------ SUPPLIED ENTRIES

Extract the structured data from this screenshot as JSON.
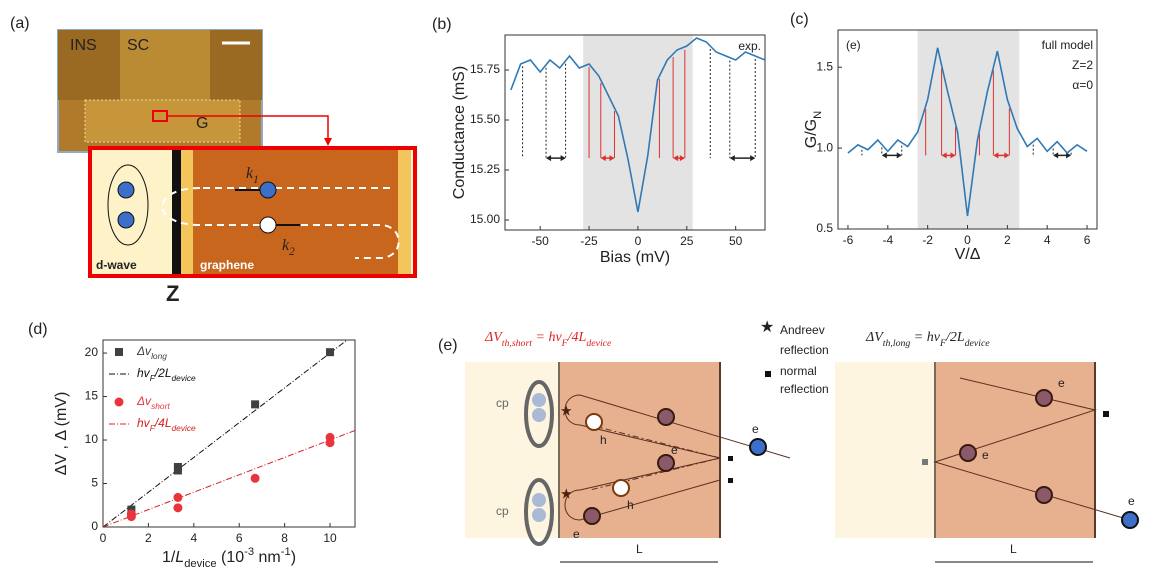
{
  "chart_data": [
    {
      "type": "line",
      "panel": "(b)",
      "y_label": [
        {
          "t": "Conductance (mS)"
        }
      ],
      "x_label": [
        {
          "t": "Bias (mV)"
        }
      ],
      "annotation": "exp.",
      "x": [
        -65,
        -60,
        -55,
        -50,
        -45,
        -40,
        -35,
        -30,
        -25,
        -20,
        -15,
        -10,
        -5,
        0,
        5,
        10,
        15,
        20,
        25,
        30,
        35,
        40,
        45,
        50,
        55,
        60,
        65
      ],
      "series": [
        {
          "color": "#2f7ab5",
          "values": [
            15.65,
            15.78,
            15.8,
            15.74,
            15.8,
            15.76,
            15.82,
            15.76,
            15.78,
            15.72,
            15.62,
            15.52,
            15.3,
            15.04,
            15.32,
            15.7,
            15.8,
            15.85,
            15.87,
            15.91,
            15.89,
            15.84,
            15.82,
            15.8,
            15.84,
            15.82,
            15.8
          ]
        }
      ],
      "xlim": [
        -68,
        65
      ],
      "ylim": [
        14.95,
        15.925
      ],
      "xticks": [
        -50,
        -25,
        0,
        25,
        50
      ],
      "yticks": [
        {
          "value": 15,
          "label": "15.00"
        },
        15.25,
        {
          "value": 15.5,
          "label": "15.50"
        },
        15.75
      ],
      "shaded_range": [
        -28,
        28
      ],
      "shade_color": "#e3e3e3",
      "guides": [
        {
          "color": "#222222",
          "x": [
            -59,
            -47,
            -37
          ]
        },
        {
          "color": "#e03030",
          "x": [
            -25,
            -19,
            -12
          ]
        },
        {
          "color": "#e03030",
          "x": [
            11,
            18,
            24
          ]
        },
        {
          "color": "#222222",
          "x": [
            37,
            47,
            60
          ]
        }
      ]
    },
    {
      "type": "line",
      "panel": "(c)",
      "y_label": [
        {
          "t": "G/G"
        },
        {
          "t": "N",
          "s": "sub"
        }
      ],
      "x_label": [
        {
          "t": "V/Δ"
        }
      ],
      "annotations": [
        "(e)",
        "full model",
        "Z=2",
        "α=0"
      ],
      "x": [
        -6,
        -5.5,
        -5,
        -4.5,
        -4,
        -3.5,
        -3,
        -2.5,
        -2,
        -1.5,
        -1,
        -0.5,
        0,
        0.5,
        1,
        1.5,
        2,
        2.5,
        3,
        3.5,
        4,
        4.5,
        5,
        5.5,
        6
      ],
      "series": [
        {
          "color": "#2f7ab5",
          "values": [
            0.97,
            1.02,
            0.99,
            1.05,
            0.98,
            1.05,
            1.01,
            1.1,
            1.3,
            1.62,
            1.35,
            1.1,
            0.58,
            1.05,
            1.35,
            1.6,
            1.3,
            1.12,
            1.01,
            1.06,
            0.98,
            1.04,
            0.97,
            1.02,
            0.98
          ]
        }
      ],
      "xlim": [
        -6.5,
        6.5
      ],
      "ylim": [
        0.5,
        1.73
      ],
      "xticks": [
        -6,
        -4,
        -2,
        0,
        2,
        4,
        6
      ],
      "yticks": [
        0.5,
        {
          "value": 1,
          "label": "1.0"
        },
        1.5
      ],
      "shaded_range": [
        -2.5,
        2.6
      ],
      "shade_color": "#e3e3e3",
      "guides": [
        {
          "color": "#222222",
          "x": [
            -5.3,
            -4.3,
            -3.3
          ]
        },
        {
          "color": "#e03030",
          "x": [
            -2.1,
            -1.3,
            -0.6
          ]
        },
        {
          "color": "#e03030",
          "x": [
            0.6,
            1.3,
            2.1
          ]
        },
        {
          "color": "#222222",
          "x": [
            3.3,
            4.3,
            5.2
          ]
        }
      ]
    },
    {
      "type": "scatter",
      "panel": "(d)",
      "y_label": [
        {
          "t": "ΔV , Δ (mV)"
        }
      ],
      "x_label": [
        {
          "t": "1/"
        },
        {
          "t": "L",
          "s": "i"
        },
        {
          "t": "device",
          "s": "sub"
        },
        {
          "t": "  (10"
        },
        {
          "t": "-3",
          "s": "super"
        },
        {
          "t": " nm"
        },
        {
          "t": "-1",
          "s": "super"
        },
        {
          "t": ")"
        }
      ],
      "xlim": [
        0,
        11.1
      ],
      "ylim": [
        0,
        21.5
      ],
      "xticks": [
        0,
        2,
        4,
        6,
        8,
        10
      ],
      "yticks": [
        0,
        5,
        10,
        15,
        20
      ],
      "legend": "upper left",
      "series": [
        {
          "name": [
            {
              "t": "Δv"
            },
            {
              "t": "long",
              "s": "sub"
            }
          ],
          "color": "#404040",
          "marker": "square",
          "x": [
            1.25,
            3.3,
            3.3,
            6.7,
            10
          ],
          "values": [
            2,
            6.5,
            6.9,
            14.1,
            20.1
          ]
        },
        {
          "name": [
            {
              "t": "Δv"
            },
            {
              "t": "short",
              "s": "sub"
            }
          ],
          "color": "#e8343a",
          "marker": "circle",
          "x": [
            1.25,
            1.25,
            3.3,
            3.3,
            6.7,
            10,
            10
          ],
          "values": [
            1.2,
            1.5,
            3.4,
            2.2,
            5.6,
            9.7,
            10.3
          ]
        }
      ],
      "lines": [
        {
          "name": [
            {
              "t": "hv"
            },
            {
              "t": "F",
              "s": "sub"
            },
            {
              "t": "/2L"
            },
            {
              "t": "device",
              "s": "sub"
            }
          ],
          "color": "#111111",
          "x": [
            0,
            10.75
          ],
          "values": [
            0,
            21.5
          ]
        },
        {
          "name": [
            {
              "t": "hv"
            },
            {
              "t": "F",
              "s": "sub"
            },
            {
              "t": "/4L"
            },
            {
              "t": "device",
              "s": "sub"
            }
          ],
          "color": "#d42020",
          "x": [
            0,
            11.1
          ],
          "values": [
            0,
            11.1
          ]
        }
      ]
    }
  ],
  "panel_a": {
    "label": "(a)",
    "ins": "INS",
    "sc": "SC",
    "g": "G",
    "dwave": "d-wave",
    "graphene": "graphene",
    "z": "Z",
    "k1": [
      {
        "t": "k"
      },
      {
        "t": "1",
        "s": "sub"
      }
    ],
    "k2": [
      {
        "t": "k"
      },
      {
        "t": "2",
        "s": "sub"
      }
    ]
  },
  "panel_e": {
    "label": "(e)",
    "short": [
      {
        "t": "ΔV"
      },
      {
        "t": "th,short",
        "s": "sub"
      },
      {
        "t": " = hv"
      },
      {
        "t": "F",
        "s": "sub"
      },
      {
        "t": "/4L"
      },
      {
        "t": "device",
        "s": "sub"
      }
    ],
    "long": [
      {
        "t": "ΔV"
      },
      {
        "t": "th,long",
        "s": "sub"
      },
      {
        "t": " = hv"
      },
      {
        "t": "F",
        "s": "sub"
      },
      {
        "t": "/2L"
      },
      {
        "t": "device",
        "s": "sub"
      }
    ],
    "andreev": [
      "Andreev",
      "reflection"
    ],
    "normal": [
      "normal",
      "reflection"
    ],
    "cp": "cp",
    "h": "h",
    "e": "e",
    "L": "L"
  }
}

------------

CHALLENGE>
Transcribe the full listing above exactly as it stands, minus the pictures.

WRITTEN ANSWER>
Extract the structured data from this screenshot as JSON.
{
  "chart_data": [
    {
      "type": "line",
      "panel": "(b)",
      "y_label": [
        {
          "t": "Conductance (mS)"
        }
      ],
      "x_label": [
        {
          "t": "Bias (mV)"
        }
      ],
      "annotation": "exp.",
      "x": [
        -65,
        -60,
        -55,
        -50,
        -45,
        -40,
        -35,
        -30,
        -25,
        -20,
        -15,
        -10,
        -5,
        0,
        5,
        10,
        15,
        20,
        25,
        30,
        35,
        40,
        45,
        50,
        55,
        60,
        65
      ],
      "series": [
        {
          "color": "#2f7ab5",
          "values": [
            15.65,
            15.78,
            15.8,
            15.74,
            15.8,
            15.76,
            15.82,
            15.76,
            15.78,
            15.72,
            15.62,
            15.52,
            15.3,
            15.04,
            15.32,
            15.7,
            15.8,
            15.85,
            15.87,
            15.91,
            15.89,
            15.84,
            15.82,
            15.8,
            15.84,
            15.82,
            15.8
          ]
        }
      ],
      "xlim": [
        -68,
        65
      ],
      "ylim": [
        14.95,
        15.925
      ],
      "xticks": [
        -50,
        -25,
        0,
        25,
        50
      ],
      "yticks": [
        {
          "value": 15,
          "label": "15.00"
        },
        15.25,
        {
          "value": 15.5,
          "label": "15.50"
        },
        15.75
      ],
      "shaded_range": [
        -28,
        28
      ],
      "shade_color": "#e3e3e3",
      "guides": [
        {
          "color": "#222222",
          "x": [
            -59,
            -47,
            -37
          ]
        },
        {
          "color": "#e03030",
          "x": [
            -25,
            -19,
            -12
          ]
        },
        {
          "color": "#e03030",
          "x": [
            11,
            18,
            24
          ]
        },
        {
          "color": "#222222",
          "x": [
            37,
            47,
            60
          ]
        }
      ]
    },
    {
      "type": "line",
      "panel": "(c)",
      "y_label": [
        {
          "t": "G/G"
        },
        {
          "t": "N",
          "s": "sub"
        }
      ],
      "x_label": [
        {
          "t": "V/Δ"
        }
      ],
      "annotations": [
        "(e)",
        "full model",
        "Z=2",
        "α=0"
      ],
      "x": [
        -6,
        -5.5,
        -5,
        -4.5,
        -4,
        -3.5,
        -3,
        -2.5,
        -2,
        -1.5,
        -1,
        -0.5,
        0,
        0.5,
        1,
        1.5,
        2,
        2.5,
        3,
        3.5,
        4,
        4.5,
        5,
        5.5,
        6
      ],
      "series": [
        {
          "color": "#2f7ab5",
          "values": [
            0.97,
            1.02,
            0.99,
            1.05,
            0.98,
            1.05,
            1.01,
            1.1,
            1.3,
            1.62,
            1.35,
            1.1,
            0.58,
            1.05,
            1.35,
            1.6,
            1.3,
            1.12,
            1.01,
            1.06,
            0.98,
            1.04,
            0.97,
            1.02,
            0.98
          ]
        }
      ],
      "xlim": [
        -6.5,
        6.5
      ],
      "ylim": [
        0.5,
        1.73
      ],
      "xticks": [
        -6,
        -4,
        -2,
        0,
        2,
        4,
        6
      ],
      "yticks": [
        0.5,
        {
          "value": 1,
          "label": "1.0"
        },
        1.5
      ],
      "shaded_range": [
        -2.5,
        2.6
      ],
      "shade_color": "#e3e3e3",
      "guides": [
        {
          "color": "#222222",
          "x": [
            -5.3,
            -4.3,
            -3.3
          ]
        },
        {
          "color": "#e03030",
          "x": [
            -2.1,
            -1.3,
            -0.6
          ]
        },
        {
          "color": "#e03030",
          "x": [
            0.6,
            1.3,
            2.1
          ]
        },
        {
          "color": "#222222",
          "x": [
            3.3,
            4.3,
            5.2
          ]
        }
      ]
    },
    {
      "type": "scatter",
      "panel": "(d)",
      "y_label": [
        {
          "t": "ΔV , Δ (mV)"
        }
      ],
      "x_label": [
        {
          "t": "1/"
        },
        {
          "t": "L",
          "s": "i"
        },
        {
          "t": "device",
          "s": "sub"
        },
        {
          "t": "  (10"
        },
        {
          "t": "-3",
          "s": "super"
        },
        {
          "t": " nm"
        },
        {
          "t": "-1",
          "s": "super"
        },
        {
          "t": ")"
        }
      ],
      "xlim": [
        0,
        11.1
      ],
      "ylim": [
        0,
        21.5
      ],
      "xticks": [
        0,
        2,
        4,
        6,
        8,
        10
      ],
      "yticks": [
        0,
        5,
        10,
        15,
        20
      ],
      "legend": "upper left",
      "series": [
        {
          "name": [
            {
              "t": "Δv"
            },
            {
              "t": "long",
              "s": "sub"
            }
          ],
          "color": "#404040",
          "marker": "square",
          "x": [
            1.25,
            3.3,
            3.3,
            6.7,
            10
          ],
          "values": [
            2,
            6.5,
            6.9,
            14.1,
            20.1
          ]
        },
        {
          "name": [
            {
              "t": "Δv"
            },
            {
              "t": "short",
              "s": "sub"
            }
          ],
          "color": "#e8343a",
          "marker": "circle",
          "x": [
            1.25,
            1.25,
            3.3,
            3.3,
            6.7,
            10,
            10
          ],
          "values": [
            1.2,
            1.5,
            3.4,
            2.2,
            5.6,
            9.7,
            10.3
          ]
        }
      ],
      "lines": [
        {
          "name": [
            {
              "t": "hv"
            },
            {
              "t": "F",
              "s": "sub"
            },
            {
              "t": "/2L"
            },
            {
              "t": "device",
              "s": "sub"
            }
          ],
          "color": "#111111",
          "x": [
            0,
            10.75
          ],
          "values": [
            0,
            21.5
          ]
        },
        {
          "name": [
            {
              "t": "hv"
            },
            {
              "t": "F",
              "s": "sub"
            },
            {
              "t": "/4L"
            },
            {
              "t": "device",
              "s": "sub"
            }
          ],
          "color": "#d42020",
          "x": [
            0,
            11.1
          ],
          "values": [
            0,
            11.1
          ]
        }
      ]
    }
  ],
  "panel_a": {
    "label": "(a)",
    "ins": "INS",
    "sc": "SC",
    "g": "G",
    "dwave": "d-wave",
    "graphene": "graphene",
    "z": "Z",
    "k1": [
      {
        "t": "k"
      },
      {
        "t": "1",
        "s": "sub"
      }
    ],
    "k2": [
      {
        "t": "k"
      },
      {
        "t": "2",
        "s": "sub"
      }
    ]
  },
  "panel_e": {
    "label": "(e)",
    "short": [
      {
        "t": "ΔV"
      },
      {
        "t": "th,short",
        "s": "sub"
      },
      {
        "t": " = hv"
      },
      {
        "t": "F",
        "s": "sub"
      },
      {
        "t": "/4L"
      },
      {
        "t": "device",
        "s": "sub"
      }
    ],
    "long": [
      {
        "t": "ΔV"
      },
      {
        "t": "th,long",
        "s": "sub"
      },
      {
        "t": " = hv"
      },
      {
        "t": "F",
        "s": "sub"
      },
      {
        "t": "/2L"
      },
      {
        "t": "device",
        "s": "sub"
      }
    ],
    "andreev": [
      "Andreev",
      "reflection"
    ],
    "normal": [
      "normal",
      "reflection"
    ],
    "cp": "cp",
    "h": "h",
    "e": "e",
    "L": "L"
  }
}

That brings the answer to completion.